WHAT YOU NEED TO DO. Convert the records below into a JSON array of strings with one string per line, omitting blank lines.
□ □ □ □
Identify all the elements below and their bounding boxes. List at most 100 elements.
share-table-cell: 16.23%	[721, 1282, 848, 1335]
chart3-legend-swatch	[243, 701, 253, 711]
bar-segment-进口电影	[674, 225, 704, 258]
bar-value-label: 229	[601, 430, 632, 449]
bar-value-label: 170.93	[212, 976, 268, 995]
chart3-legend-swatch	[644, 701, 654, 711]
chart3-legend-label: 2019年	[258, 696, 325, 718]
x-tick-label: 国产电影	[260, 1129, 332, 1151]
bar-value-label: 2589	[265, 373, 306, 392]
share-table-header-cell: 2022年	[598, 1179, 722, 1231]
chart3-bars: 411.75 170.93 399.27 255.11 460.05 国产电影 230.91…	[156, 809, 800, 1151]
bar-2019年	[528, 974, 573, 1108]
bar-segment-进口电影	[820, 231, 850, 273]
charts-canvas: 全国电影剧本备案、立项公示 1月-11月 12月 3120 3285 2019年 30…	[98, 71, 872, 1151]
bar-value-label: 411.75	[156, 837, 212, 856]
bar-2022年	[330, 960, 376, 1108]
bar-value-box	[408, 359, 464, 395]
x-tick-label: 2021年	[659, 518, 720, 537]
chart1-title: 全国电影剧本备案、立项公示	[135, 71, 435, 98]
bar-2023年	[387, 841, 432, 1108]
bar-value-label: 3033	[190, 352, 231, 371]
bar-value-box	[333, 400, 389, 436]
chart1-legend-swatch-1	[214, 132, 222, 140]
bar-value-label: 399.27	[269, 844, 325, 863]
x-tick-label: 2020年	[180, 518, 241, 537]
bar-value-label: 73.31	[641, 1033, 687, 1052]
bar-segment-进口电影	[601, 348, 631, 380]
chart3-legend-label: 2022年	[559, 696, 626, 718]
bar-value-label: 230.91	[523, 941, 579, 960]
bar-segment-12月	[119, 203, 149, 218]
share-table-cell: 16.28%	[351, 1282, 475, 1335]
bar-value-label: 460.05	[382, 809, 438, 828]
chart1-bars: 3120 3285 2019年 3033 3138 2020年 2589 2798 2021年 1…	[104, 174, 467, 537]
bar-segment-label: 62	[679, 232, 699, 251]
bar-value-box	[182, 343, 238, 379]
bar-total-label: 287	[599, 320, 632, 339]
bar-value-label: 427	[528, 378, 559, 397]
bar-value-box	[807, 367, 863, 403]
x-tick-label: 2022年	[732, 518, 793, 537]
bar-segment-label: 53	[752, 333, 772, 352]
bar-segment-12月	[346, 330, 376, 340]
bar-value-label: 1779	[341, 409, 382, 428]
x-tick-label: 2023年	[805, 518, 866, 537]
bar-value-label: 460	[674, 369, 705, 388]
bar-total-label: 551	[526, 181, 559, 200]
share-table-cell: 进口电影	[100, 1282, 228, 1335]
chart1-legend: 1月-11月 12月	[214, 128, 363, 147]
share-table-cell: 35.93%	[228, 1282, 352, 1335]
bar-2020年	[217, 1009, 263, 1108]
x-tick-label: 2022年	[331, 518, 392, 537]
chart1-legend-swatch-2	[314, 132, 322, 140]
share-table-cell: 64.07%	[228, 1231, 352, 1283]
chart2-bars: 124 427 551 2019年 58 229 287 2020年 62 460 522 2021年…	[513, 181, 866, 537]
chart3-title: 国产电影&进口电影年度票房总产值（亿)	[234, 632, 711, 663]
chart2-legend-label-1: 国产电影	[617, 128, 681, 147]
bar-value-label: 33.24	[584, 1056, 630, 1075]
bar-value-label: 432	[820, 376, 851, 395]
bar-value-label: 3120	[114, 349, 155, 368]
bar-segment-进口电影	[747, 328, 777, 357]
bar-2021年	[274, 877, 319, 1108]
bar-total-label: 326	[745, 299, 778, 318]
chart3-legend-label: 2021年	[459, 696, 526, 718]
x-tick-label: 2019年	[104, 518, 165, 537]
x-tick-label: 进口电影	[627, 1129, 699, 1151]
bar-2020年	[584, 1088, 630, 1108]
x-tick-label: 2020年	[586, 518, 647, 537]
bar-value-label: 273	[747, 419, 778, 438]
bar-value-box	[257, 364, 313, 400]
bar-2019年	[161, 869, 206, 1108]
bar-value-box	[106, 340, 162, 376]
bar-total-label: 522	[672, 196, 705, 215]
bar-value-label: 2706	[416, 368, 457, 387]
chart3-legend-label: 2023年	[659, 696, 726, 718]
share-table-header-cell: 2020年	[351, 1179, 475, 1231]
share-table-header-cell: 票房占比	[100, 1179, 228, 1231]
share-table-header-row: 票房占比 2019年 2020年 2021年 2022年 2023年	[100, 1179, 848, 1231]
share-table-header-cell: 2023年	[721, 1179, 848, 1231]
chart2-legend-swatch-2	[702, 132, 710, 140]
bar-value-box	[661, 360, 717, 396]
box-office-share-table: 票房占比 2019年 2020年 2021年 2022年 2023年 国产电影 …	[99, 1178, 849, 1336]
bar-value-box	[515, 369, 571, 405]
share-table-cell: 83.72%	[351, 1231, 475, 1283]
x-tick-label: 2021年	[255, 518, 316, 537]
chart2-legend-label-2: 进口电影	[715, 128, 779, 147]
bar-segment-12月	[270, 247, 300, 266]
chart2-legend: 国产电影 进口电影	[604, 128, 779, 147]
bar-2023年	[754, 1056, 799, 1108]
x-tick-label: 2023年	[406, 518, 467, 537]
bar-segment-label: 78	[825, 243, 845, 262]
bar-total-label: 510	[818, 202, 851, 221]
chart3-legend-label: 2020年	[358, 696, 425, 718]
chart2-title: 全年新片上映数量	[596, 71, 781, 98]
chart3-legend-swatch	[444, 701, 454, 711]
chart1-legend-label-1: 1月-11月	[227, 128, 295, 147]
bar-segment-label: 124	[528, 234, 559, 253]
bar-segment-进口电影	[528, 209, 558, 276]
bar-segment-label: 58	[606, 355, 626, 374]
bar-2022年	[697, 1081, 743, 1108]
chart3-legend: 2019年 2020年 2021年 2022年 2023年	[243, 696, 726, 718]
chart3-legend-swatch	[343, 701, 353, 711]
□ □ □ □
OUTPUT OF THE EXERCISE.
[
  "Identify all the elements below and their bounding boxes. List at most 100 elements.",
  "share-table-cell: 16.23%\t[721, 1282, 848, 1335]",
  "chart3-legend-swatch\t[243, 701, 253, 711]",
  "bar-segment-进口电影\t[674, 225, 704, 258]",
  "bar-value-label: 229\t[601, 430, 632, 449]",
  "bar-value-label: 170.93\t[212, 976, 268, 995]",
  "chart3-legend-swatch\t[644, 701, 654, 711]",
  "chart3-legend-label: 2019年\t[258, 696, 325, 718]",
  "x-tick-label: 国产电影\t[260, 1129, 332, 1151]",
  "bar-value-label: 2589\t[265, 373, 306, 392]",
  "share-table-header-cell: 2022年\t[598, 1179, 722, 1231]",
  "chart3-bars: 411.75 170.93 399.27 255.11 460.05 国产电影 230.91…\t[156, 809, 800, 1151]",
  "bar-2019年\t[528, 974, 573, 1108]",
  "bar-segment-进口电影\t[820, 231, 850, 273]",
  "charts-canvas: 全国电影剧本备案、立项公示 1月-11月 12月 3120 3285 2019年 30…\t[98, 71, 872, 1151]",
  "bar-value-label: 411.75\t[156, 837, 212, 856]",
  "bar-2022年\t[330, 960, 376, 1108]",
  "bar-value-box\t[408, 359, 464, 395]",
  "x-tick-label: 2021年\t[659, 518, 720, 537]",
  "chart1-title: 全国电影剧本备案、立项公示\t[135, 71, 435, 98]",
  "bar-2023年\t[387, 841, 432, 1108]",
  "bar-value-label: 3033\t[190, 352, 231, 371]",
  "bar-value-box\t[333, 400, 389, 436]",
  "chart1-legend-swatch-1\t[214, 132, 222, 140]",
  "bar-value-label: 399.27\t[269, 844, 325, 863]",
  "x-tick-label: 2020年\t[180, 518, 241, 537]",
  "bar-value-label: 73.31\t[641, 1033, 687, 1052]",
  "bar-segment-进口电影\t[601, 348, 631, 380]",
  "chart3-legend-label: 2022年\t[559, 696, 626, 718]",
  "bar-value-label: 230.91\t[523, 941, 579, 960]",
  "bar-segment-12月\t[119, 203, 149, 218]",
  "share-table-cell: 16.28%\t[351, 1282, 475, 1335]",
  "bar-value-label: 460.05\t[382, 809, 438, 828]",
  "chart1-bars: 3120 3285 2019年 3033 3138 2020年 2589 2798 2021年 1…\t[104, 174, 467, 537]",
  "bar-segment-label: 62\t[679, 232, 699, 251]",
  "bar-value-box\t[182, 343, 238, 379]",
  "bar-total-label: 287\t[599, 320, 632, 339]",
  "bar-value-label: 427\t[528, 378, 559, 397]",
  "bar-value-box\t[807, 367, 863, 403]",
  "x-tick-label: 2022年\t[732, 518, 793, 537]",
  "bar-segment-label: 53\t[752, 333, 772, 352]",
  "bar-segment-12月\t[346, 330, 376, 340]",
  "bar-value-label: 1779\t[341, 409, 382, 428]",
  "x-tick-label: 2023年\t[805, 518, 866, 537]",
  "bar-value-label: 460\t[674, 369, 705, 388]",
  "bar-total-label: 551\t[526, 181, 559, 200]",
  "share-table-cell: 进口电影\t[100, 1282, 228, 1335]",
  "chart1-legend: 1月-11月 12月\t[214, 128, 363, 147]",
  "share-table-cell: 35.93%\t[228, 1282, 352, 1335]",
  "bar-2020年\t[217, 1009, 263, 1108]",
  "x-tick-label: 2022年\t[331, 518, 392, 537]",
  "chart1-legend-swatch-2\t[314, 132, 322, 140]",
  "share-table-cell: 64.07%\t[228, 1231, 352, 1283]",
  "chart2-bars: 124 427 551 2019年 58 229 287 2020年 62 460 522 2021年…\t[513, 181, 866, 537]",
  "chart3-title: 国产电影&进口电影年度票房总产值（亿)\t[234, 632, 711, 663]",
  "chart2-legend-label-1: 国产电影\t[617, 128, 681, 147]",
  "bar-value-label: 33.24\t[584, 1056, 630, 1075]",
  "bar-value-label: 432\t[820, 376, 851, 395]",
  "bar-value-label: 3120\t[114, 349, 155, 368]",
  "bar-segment-进口电影\t[747, 328, 777, 357]",
  "bar-2021年\t[274, 877, 319, 1108]",
  "bar-total-label: 326\t[745, 299, 778, 318]",
  "chart3-legend-label: 2021年\t[459, 696, 526, 718]",
  "x-tick-label: 2019年\t[104, 518, 165, 537]",
  "x-tick-label: 进口电影\t[627, 1129, 699, 1151]",
  "bar-2020年\t[584, 1088, 630, 1108]",
  "x-tick-label: 2020年\t[586, 518, 647, 537]",
  "bar-value-label: 273\t[747, 419, 778, 438]",
  "bar-value-box\t[257, 364, 313, 400]",
  "bar-2019年\t[161, 869, 206, 1108]",
  "bar-value-box\t[106, 340, 162, 376]",
  "bar-total-label: 522\t[672, 196, 705, 215]",
  "bar-value-label: 2706\t[416, 368, 457, 387]",
  "chart3-legend-label: 2023年\t[659, 696, 726, 718]",
  "share-table-header-cell: 2020年\t[351, 1179, 475, 1231]",
  "share-table-header-cell: 票房占比\t[100, 1179, 228, 1231]",
  "share-table-header-row: 票房占比 2019年 2020年 2021年 2022年 2023年\t[100, 1179, 848, 1231]",
  "share-table-header-cell: 2023年\t[721, 1179, 848, 1231]",
  "chart2-legend-swatch-2\t[702, 132, 710, 140]",
  "bar-value-box\t[661, 360, 717, 396]",
  "box-office-share-table: 票房占比 2019年 2020年 2021年 2022年 2023年 国产电影 …\t[99, 1178, 849, 1336]",
  "bar-value-box\t[515, 369, 571, 405]",
  "share-table-cell: 83.72%\t[351, 1231, 475, 1283]",
  "x-tick-label: 2021年\t[255, 518, 316, 537]",
  "chart2-legend-label-2: 进口电影\t[715, 128, 779, 147]",
  "bar-segment-12月\t[270, 247, 300, 266]",
  "chart2-legend: 国产电影 进口电影\t[604, 128, 779, 147]",
  "bar-2023年\t[754, 1056, 799, 1108]",
  "x-tick-label: 2023年\t[406, 518, 467, 537]",
  "bar-segment-label: 78\t[825, 243, 845, 262]",
  "bar-total-label: 510\t[818, 202, 851, 221]",
  "chart3-legend-label: 2020年\t[358, 696, 425, 718]",
  "chart2-title: 全年新片上映数量\t[596, 71, 781, 98]",
  "chart3-legend-swatch\t[444, 701, 454, 711]",
  "chart1-legend-label-1: 1月-11月\t[227, 128, 295, 147]",
  "bar-segment-label: 124\t[528, 234, 559, 253]",
  "bar-segment-进口电影\t[528, 209, 558, 276]",
  "bar-segment-label: 58\t[606, 355, 626, 374]",
  "bar-2022年\t[697, 1081, 743, 1108]",
  "chart3-legend: 2019年 2020年 2021年 2022年 2023年\t[243, 696, 726, 718]",
  "chart3-legend-swatch\t[343, 701, 353, 711]"
]